Given exercise =>
Where a line of the material contains the string "color", copy that line.

(Dataset rows about figures)
☆ ☆ ☆
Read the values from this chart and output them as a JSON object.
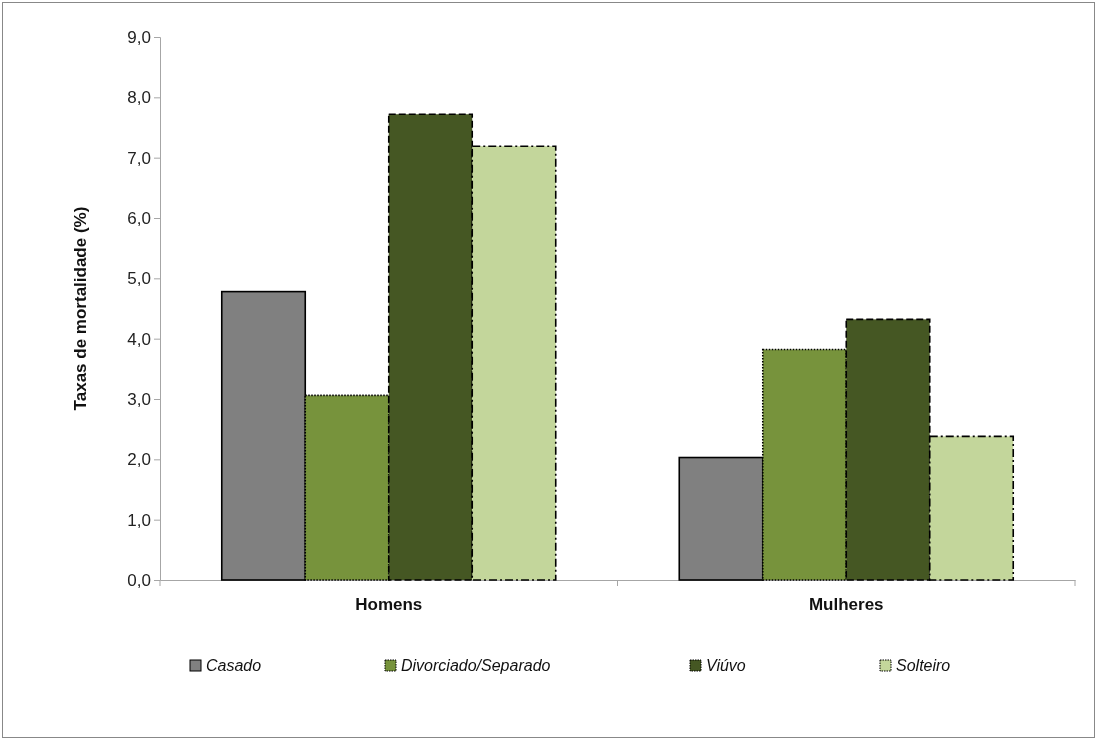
{
  "chart_data": {
    "type": "bar",
    "ylabel": "Taxas de mortalidade (%)",
    "categories": [
      "Homens",
      "Mulheres"
    ],
    "series": [
      {
        "name": "Casado",
        "color": "#808080",
        "line_style": "solid",
        "values": [
          4.78,
          2.03
        ]
      },
      {
        "name": "Divorciado/Separado",
        "color": "#77933c",
        "line_style": "dotted",
        "values": [
          3.06,
          3.82
        ]
      },
      {
        "name": "Viúvo",
        "color": "#455723",
        "line_style": "dashed",
        "values": [
          7.72,
          4.32
        ]
      },
      {
        "name": "Solteiro",
        "color": "#c3d69b",
        "line_style": "dashdot",
        "values": [
          7.19,
          2.38
        ]
      }
    ],
    "ylim": [
      0,
      9
    ],
    "yticks": [
      {
        "value": 0,
        "label": "0,0"
      },
      {
        "value": 1,
        "label": "1,0"
      },
      {
        "value": 2,
        "label": "2,0"
      },
      {
        "value": 3,
        "label": "3,0"
      },
      {
        "value": 4,
        "label": "4,0"
      },
      {
        "value": 5,
        "label": "5,0"
      },
      {
        "value": 6,
        "label": "6,0"
      },
      {
        "value": 7,
        "label": "7,0"
      },
      {
        "value": 8,
        "label": "8,0"
      },
      {
        "value": 9,
        "label": "9,0"
      }
    ],
    "grid": false,
    "legend": "bottom"
  }
}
☆ ☆ ☆
Correct response =>
        "color": "#808080",
        "color": "#77933c",
        "color": "#455723",
        "color": "#c3d69b",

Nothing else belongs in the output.